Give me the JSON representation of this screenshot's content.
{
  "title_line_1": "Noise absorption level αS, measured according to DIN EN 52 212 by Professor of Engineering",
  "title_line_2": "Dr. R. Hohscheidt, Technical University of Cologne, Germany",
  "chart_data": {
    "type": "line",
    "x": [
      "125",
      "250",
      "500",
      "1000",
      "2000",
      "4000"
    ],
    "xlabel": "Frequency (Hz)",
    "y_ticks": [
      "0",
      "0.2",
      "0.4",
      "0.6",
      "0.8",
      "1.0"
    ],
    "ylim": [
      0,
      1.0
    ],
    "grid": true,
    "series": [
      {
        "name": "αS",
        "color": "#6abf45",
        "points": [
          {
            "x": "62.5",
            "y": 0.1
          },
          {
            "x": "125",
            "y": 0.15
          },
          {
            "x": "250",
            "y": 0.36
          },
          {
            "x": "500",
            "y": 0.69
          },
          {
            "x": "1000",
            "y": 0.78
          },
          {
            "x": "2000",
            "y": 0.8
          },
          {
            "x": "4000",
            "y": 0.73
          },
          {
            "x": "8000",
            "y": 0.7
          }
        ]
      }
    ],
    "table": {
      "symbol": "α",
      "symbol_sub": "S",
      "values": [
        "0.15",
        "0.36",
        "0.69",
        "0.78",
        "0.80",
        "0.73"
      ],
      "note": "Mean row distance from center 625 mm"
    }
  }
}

═══

* SET EXERCISE
Nothing should be changed: write out all of the data as is.

* EXPECTED OUTPUT
Give me the JSON representation of this screenshot's content.
{
  "title_line_1": "Noise absorption level αS, measured according to DIN EN 52 212 by Professor of Engineering",
  "title_line_2": "Dr. R. Hohscheidt, Technical University of Cologne, Germany",
  "chart_data": {
    "type": "line",
    "x": [
      "125",
      "250",
      "500",
      "1000",
      "2000",
      "4000"
    ],
    "xlabel": "Frequency (Hz)",
    "y_ticks": [
      "0",
      "0.2",
      "0.4",
      "0.6",
      "0.8",
      "1.0"
    ],
    "ylim": [
      0,
      1.0
    ],
    "grid": true,
    "series": [
      {
        "name": "αS",
        "color": "#6abf45",
        "points": [
          {
            "x": "62.5",
            "y": 0.1
          },
          {
            "x": "125",
            "y": 0.15
          },
          {
            "x": "250",
            "y": 0.36
          },
          {
            "x": "500",
            "y": 0.69
          },
          {
            "x": "1000",
            "y": 0.78
          },
          {
            "x": "2000",
            "y": 0.8
          },
          {
            "x": "4000",
            "y": 0.73
          },
          {
            "x": "8000",
            "y": 0.7
          }
        ]
      }
    ],
    "table": {
      "symbol": "α",
      "symbol_sub": "S",
      "values": [
        "0.15",
        "0.36",
        "0.69",
        "0.78",
        "0.80",
        "0.73"
      ],
      "note": "Mean row distance from center 625 mm"
    }
  }
}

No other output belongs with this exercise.